There are certainly also some differences between model and experimental data. One reason might be that we model the average of a population of subjects with just one set of parameters, which in general is not possible. Using separate parameter sets for each subject is obviously not possible due to lack of data. A more elaborate model might assume that subjects belong to sub-groups each one to be represented with a different set of parameters. This is indeed a much more complex approach and was not judged feasible at this stage. Another factor contributing to a limited fit to the experimental data is that the lists in the experiment comprised a relatively limited set of words that were reused between subjects, whereas the simulation model randomly renewed word patterns on every trial. Also this factor is difficult to compensate for in the current setup.

It needs also to be stated that the parameter set reported here was the best found, but there were several others that came quite close in fitting the data. Though no extensive analysis of the parameter space was possible, we observed that quite different parameter combinations could give a similar degree of fit to data. Further, the sensitivity to parameter variations was moderate since results of different runs were similar despite considerable variations of parameters. Our conclusion is that the model is to some degree under-determined by this amount and precision of the data. Future studies should attempt to pinpoint specific aspects of this kind of model and subject each of them to detailed experimental analysis. The model itself could be made more elaborate, e.g. by including interactions with intermediate-term and semantic LTM as well as mechanisms to account for serial order phenomena, weakly represented in the current model. It could also be made more biologically detailed by using a population of spiking units instead of a single graded output unit to represent a cortical minicolumn. Such an extended model is likely to display additional features characteristic of human memory recall, like oscillatory activity in theta, alpha and gamma bands as measured in M/EEG [57], including dependencies on memory load [58]. It is further likely to substitute the crisp on-off activity, as displayed by the current non-spiking model, with low-rate irregular spiking activity of a much more realistic nature, as has been demonstrated in previous modelling work [32].

Our model was tested on some of the most basic findings in single-trial word-list learning; however, we acknowledge that there are a number of other well-studied empirical phenomena that the model has not yet been applied to. For example, the introduction of continuous distracters during list learning is of theoretical importance because it provides a possibility of attenuating rehearsal. Previous findings have shown that this diminishes the primacy effect but maintains the contiguity effects [10]. To investigate this issue we compared two conditions in the Betula data where subject had undivided or divided attention to the word-list encoding task. This showed that the primacy effect was diminished in the divided attention task compared to the undivided task, whereas the CRP curve was less affected by this manipulation. These results are consistent with the result from Howard and Kahana [10], showing that a continuous distracter intervening between each presented list item attenuates the primacy effect but maintains the contiguity effect.

We compared these experimental results with our model, where divided attention was simulated by blocking reactivation during encoding (Figure 2 B, D, F) and we found a clear similarity between them. In the simulation the contiguity effect in the CRP curves is largely dependent on the overlap between synaptic traces from the current and the previous presented item, and is therefore less influenced by blocking of reactivation. In contrast, the primacy effect is largely dependent on reactivation. Thus, the model predicts, consistent with experimental data from the Betula study and Howard and Kahana's results [10], that the primacy effect can be diminished while maintaining a high contiguity effect. Future work will study in detail how our model accounts for these findings, as well as how it responds to other important variables such as immediate/delayed recall, age effects, word semantic and frequency, etc.

══════

- To do -
A) From the passage on the memory model, copy the words starting with "There are certainly" and going on through "the current setup.".
B) Does the passage on the memory model support each statement below? Answer yes or no for each, and quote the words from the passage that decide it.
(i) The simulation used a limited set of words that was reused between subjects.
(ii) In the Betula data, the primacy effect was weaker when subjects had divided attention than when they had undivided attention.
(iii) In the current model, a cortical minicolumn is represented by a population of spiking units.

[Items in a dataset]
══════

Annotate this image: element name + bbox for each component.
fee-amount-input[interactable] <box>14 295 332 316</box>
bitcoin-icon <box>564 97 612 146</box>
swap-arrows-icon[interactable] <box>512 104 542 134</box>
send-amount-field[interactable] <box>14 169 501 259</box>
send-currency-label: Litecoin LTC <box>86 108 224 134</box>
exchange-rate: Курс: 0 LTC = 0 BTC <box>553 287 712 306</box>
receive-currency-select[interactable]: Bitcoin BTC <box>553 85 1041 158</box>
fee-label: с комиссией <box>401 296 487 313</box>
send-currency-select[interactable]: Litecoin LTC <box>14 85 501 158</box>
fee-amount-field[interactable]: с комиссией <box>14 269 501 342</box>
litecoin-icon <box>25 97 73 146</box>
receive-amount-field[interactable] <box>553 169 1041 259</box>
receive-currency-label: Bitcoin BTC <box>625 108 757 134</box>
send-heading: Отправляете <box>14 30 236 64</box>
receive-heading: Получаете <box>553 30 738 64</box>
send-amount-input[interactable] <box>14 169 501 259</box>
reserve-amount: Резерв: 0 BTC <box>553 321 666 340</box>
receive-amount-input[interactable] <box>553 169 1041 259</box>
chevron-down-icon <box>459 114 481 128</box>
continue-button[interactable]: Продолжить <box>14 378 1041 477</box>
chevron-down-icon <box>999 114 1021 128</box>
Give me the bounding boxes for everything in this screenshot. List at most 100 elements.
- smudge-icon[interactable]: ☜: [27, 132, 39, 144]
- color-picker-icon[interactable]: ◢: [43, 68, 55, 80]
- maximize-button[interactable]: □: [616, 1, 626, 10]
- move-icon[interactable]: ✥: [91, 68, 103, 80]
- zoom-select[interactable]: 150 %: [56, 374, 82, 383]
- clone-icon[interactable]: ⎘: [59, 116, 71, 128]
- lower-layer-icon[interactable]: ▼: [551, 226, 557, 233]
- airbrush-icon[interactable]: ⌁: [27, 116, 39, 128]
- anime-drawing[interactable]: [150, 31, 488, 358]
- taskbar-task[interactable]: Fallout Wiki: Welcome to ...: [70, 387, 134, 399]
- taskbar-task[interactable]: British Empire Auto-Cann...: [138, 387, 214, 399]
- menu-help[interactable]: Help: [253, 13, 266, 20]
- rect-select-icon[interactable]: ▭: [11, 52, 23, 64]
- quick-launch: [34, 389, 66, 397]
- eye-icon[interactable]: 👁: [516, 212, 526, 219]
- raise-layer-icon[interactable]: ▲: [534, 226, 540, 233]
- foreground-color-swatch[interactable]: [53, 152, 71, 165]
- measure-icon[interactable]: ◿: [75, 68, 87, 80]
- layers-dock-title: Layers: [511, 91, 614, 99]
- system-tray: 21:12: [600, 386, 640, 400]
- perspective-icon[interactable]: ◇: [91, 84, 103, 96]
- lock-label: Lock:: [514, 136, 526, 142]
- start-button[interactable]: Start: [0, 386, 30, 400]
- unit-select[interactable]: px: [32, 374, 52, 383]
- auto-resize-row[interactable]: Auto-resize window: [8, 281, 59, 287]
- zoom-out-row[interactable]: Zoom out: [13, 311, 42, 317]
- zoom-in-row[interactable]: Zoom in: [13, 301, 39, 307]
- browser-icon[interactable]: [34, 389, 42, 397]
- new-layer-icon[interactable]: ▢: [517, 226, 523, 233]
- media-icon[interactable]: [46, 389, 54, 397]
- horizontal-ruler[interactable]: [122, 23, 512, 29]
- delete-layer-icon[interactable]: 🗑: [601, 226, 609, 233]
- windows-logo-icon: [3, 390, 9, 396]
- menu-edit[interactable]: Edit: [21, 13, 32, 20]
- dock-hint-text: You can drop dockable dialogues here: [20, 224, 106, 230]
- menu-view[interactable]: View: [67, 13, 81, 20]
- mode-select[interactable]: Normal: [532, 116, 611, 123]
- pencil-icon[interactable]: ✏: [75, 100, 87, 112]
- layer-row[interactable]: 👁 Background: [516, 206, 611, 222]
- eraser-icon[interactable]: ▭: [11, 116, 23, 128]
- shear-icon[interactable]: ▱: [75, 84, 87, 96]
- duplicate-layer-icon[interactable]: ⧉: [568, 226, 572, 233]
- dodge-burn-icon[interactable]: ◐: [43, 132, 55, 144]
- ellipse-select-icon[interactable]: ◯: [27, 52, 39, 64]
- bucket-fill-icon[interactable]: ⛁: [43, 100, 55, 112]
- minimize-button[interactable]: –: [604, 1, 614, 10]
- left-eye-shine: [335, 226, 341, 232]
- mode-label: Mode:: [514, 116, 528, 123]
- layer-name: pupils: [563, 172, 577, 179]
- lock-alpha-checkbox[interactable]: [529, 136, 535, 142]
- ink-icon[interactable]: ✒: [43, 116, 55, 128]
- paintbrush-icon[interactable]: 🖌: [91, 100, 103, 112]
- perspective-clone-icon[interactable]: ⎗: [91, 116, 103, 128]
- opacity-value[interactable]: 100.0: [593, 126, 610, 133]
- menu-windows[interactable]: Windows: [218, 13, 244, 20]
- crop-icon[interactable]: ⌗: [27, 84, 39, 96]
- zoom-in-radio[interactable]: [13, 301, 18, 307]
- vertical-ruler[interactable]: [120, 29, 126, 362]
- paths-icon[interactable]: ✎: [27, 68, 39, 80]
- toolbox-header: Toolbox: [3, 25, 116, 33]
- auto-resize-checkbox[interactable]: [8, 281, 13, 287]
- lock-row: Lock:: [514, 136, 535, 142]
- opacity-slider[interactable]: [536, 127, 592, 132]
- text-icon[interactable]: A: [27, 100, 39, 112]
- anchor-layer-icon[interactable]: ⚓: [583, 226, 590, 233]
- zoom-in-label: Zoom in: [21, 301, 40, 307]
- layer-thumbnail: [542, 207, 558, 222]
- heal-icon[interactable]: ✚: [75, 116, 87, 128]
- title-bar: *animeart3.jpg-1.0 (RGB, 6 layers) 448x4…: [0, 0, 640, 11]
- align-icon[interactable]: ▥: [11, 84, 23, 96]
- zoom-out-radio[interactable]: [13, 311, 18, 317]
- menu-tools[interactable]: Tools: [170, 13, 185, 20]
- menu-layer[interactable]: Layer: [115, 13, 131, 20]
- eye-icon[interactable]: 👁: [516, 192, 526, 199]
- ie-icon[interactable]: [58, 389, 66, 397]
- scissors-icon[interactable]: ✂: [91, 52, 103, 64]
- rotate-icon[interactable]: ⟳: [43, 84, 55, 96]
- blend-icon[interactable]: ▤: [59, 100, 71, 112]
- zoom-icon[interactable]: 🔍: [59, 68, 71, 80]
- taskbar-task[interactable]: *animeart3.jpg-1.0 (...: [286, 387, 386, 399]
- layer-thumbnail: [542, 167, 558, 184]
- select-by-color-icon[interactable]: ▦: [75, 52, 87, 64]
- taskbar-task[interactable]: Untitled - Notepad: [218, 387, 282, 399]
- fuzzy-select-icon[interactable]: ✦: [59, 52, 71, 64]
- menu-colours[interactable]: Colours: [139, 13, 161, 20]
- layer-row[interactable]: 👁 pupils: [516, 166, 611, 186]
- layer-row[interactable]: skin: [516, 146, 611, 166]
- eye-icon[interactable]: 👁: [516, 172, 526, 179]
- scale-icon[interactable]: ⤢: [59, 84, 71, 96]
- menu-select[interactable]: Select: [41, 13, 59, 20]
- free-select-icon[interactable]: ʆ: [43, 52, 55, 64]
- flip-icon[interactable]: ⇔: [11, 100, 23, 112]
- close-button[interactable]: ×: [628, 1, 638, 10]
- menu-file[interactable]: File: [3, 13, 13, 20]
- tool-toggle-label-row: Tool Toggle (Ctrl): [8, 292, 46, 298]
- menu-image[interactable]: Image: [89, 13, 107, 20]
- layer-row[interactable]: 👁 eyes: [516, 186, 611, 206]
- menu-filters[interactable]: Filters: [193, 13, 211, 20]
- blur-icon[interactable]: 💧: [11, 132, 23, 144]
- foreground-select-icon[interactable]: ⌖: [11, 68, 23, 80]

══════

- Replies -
A)
There are certainly also some differences between model and experimental data. One reason might be that we model the average of a population of subjects with just one set of parameters, which in general is not possible. Using separate parameter sets for each subject is obviously not possible due to lack of data. A more elaborate model might assume that subjects belong to sub-groups each one to be represented with a different set of parameters. This is indeed a much more complex approach and was not judged feasible at this stage. Another factor contributing to a limited fit to the experimental data is that the lists in the experiment comprised a relatively limited set of words that were reused between subjects, whereas the simulation model randomly renewed word patterns on every trial. Also this factor is difficult to compensate for in the current setup.

B)
(i) No: "the simulation model randomly renewed word patterns on every trial."
(ii) Yes: "This showed that the primacy effect was diminished in the divided attention task compared to the undivided task."
(iii) No: "It could also be made more biologically detailed by using a population of spiking units instead of a single graded output unit to represent a cortical minicolumn."